[Stored items from a collection]

────────

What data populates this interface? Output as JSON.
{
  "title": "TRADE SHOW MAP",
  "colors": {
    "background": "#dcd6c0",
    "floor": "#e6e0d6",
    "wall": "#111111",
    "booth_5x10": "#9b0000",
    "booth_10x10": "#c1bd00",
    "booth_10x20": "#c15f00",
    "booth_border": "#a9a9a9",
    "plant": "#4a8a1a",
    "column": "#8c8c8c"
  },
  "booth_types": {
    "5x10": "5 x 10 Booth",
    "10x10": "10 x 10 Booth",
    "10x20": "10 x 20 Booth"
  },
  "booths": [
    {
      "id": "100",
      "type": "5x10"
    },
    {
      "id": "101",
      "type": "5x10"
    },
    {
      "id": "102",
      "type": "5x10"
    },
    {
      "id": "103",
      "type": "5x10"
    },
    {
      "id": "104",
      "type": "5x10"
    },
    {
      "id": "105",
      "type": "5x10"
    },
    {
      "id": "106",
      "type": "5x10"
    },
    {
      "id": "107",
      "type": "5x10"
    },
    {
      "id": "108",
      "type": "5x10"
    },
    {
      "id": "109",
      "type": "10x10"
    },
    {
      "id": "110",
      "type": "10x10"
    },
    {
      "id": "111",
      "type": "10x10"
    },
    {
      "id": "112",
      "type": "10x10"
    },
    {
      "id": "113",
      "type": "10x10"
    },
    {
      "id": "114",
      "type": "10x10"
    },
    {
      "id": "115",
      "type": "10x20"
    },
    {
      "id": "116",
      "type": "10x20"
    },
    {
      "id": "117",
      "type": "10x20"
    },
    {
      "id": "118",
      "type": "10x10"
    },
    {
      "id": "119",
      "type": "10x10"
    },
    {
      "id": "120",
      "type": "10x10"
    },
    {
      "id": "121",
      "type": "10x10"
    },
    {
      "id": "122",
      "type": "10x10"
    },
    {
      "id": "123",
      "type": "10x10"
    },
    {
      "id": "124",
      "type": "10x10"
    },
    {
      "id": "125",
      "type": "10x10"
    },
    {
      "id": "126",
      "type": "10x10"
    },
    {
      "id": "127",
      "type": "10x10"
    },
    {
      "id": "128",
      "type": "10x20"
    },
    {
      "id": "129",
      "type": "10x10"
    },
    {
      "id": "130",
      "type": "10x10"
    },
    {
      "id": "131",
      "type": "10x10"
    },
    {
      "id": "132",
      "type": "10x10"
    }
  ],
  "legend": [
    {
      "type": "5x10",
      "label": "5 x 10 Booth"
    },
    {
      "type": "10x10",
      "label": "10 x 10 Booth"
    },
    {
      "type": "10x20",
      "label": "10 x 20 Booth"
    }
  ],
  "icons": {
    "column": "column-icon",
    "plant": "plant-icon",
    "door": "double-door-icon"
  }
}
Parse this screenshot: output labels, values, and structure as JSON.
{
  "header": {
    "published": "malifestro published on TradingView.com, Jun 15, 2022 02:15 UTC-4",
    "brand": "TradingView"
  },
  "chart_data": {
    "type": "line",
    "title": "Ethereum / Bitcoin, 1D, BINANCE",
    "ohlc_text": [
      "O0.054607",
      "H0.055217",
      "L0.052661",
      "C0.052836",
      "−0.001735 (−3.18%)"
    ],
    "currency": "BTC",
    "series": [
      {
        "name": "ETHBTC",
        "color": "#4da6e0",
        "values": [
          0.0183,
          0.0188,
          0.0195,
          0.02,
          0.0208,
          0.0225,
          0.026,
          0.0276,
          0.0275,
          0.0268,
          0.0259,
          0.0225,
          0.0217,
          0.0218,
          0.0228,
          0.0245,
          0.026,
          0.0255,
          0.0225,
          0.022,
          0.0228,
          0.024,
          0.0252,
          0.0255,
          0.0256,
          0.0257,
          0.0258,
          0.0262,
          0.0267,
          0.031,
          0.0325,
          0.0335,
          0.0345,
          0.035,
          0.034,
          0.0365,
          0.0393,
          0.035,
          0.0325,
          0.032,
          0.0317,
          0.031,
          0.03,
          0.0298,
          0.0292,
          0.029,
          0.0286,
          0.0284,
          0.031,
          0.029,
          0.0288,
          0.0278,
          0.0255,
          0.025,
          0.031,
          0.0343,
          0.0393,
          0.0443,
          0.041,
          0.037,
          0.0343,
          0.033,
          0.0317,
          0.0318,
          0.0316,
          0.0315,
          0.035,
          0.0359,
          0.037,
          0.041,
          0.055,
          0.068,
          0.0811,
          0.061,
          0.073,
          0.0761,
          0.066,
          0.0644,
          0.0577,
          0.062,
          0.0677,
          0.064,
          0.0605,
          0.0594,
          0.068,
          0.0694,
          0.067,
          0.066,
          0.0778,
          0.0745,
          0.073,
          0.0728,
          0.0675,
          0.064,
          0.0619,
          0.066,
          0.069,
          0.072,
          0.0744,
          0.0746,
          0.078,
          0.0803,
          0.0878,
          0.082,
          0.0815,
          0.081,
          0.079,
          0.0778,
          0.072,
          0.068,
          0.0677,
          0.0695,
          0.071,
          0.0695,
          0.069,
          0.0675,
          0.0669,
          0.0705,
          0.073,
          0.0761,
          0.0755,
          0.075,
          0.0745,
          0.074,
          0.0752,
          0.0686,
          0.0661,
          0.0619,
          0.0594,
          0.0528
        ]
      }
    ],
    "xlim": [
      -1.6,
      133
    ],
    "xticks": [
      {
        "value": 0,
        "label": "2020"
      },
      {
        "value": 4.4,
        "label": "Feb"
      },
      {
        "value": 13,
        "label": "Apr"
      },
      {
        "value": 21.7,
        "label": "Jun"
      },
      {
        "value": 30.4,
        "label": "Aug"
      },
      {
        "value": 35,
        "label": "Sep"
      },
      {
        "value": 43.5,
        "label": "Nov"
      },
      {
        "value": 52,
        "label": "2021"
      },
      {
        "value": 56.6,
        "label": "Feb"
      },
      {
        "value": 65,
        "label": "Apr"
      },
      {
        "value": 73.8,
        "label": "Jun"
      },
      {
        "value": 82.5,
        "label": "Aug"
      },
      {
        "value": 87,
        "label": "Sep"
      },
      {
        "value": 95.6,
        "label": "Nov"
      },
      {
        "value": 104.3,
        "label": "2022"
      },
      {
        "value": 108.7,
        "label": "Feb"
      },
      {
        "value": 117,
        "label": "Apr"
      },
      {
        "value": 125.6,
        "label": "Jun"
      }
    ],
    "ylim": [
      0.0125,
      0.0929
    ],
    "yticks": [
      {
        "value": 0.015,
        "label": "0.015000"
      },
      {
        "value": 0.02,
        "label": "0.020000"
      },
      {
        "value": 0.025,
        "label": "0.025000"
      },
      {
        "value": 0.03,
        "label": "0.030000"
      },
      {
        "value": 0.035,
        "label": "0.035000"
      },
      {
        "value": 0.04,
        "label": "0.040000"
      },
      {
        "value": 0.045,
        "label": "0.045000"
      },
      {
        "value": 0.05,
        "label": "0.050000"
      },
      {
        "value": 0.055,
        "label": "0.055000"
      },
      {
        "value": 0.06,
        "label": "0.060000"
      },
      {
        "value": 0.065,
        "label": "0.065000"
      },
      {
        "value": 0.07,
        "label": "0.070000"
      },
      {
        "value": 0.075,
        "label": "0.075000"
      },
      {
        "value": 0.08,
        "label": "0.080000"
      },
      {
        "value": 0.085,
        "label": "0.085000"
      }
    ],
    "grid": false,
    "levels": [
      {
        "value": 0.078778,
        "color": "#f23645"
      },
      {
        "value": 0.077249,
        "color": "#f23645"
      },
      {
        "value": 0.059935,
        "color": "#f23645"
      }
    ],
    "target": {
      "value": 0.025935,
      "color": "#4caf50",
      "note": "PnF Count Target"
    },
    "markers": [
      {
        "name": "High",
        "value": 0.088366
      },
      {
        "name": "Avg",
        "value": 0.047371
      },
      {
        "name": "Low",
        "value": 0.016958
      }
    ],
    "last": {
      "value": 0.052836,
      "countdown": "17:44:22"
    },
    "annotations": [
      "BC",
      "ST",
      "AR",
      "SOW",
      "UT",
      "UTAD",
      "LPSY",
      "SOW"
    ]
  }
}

────────

- _What the task requires_: Using the records above, list each line that includes "values".

- _Response_:
Parse this screenshot: output labels, values, and structure as JSON.
        "values": [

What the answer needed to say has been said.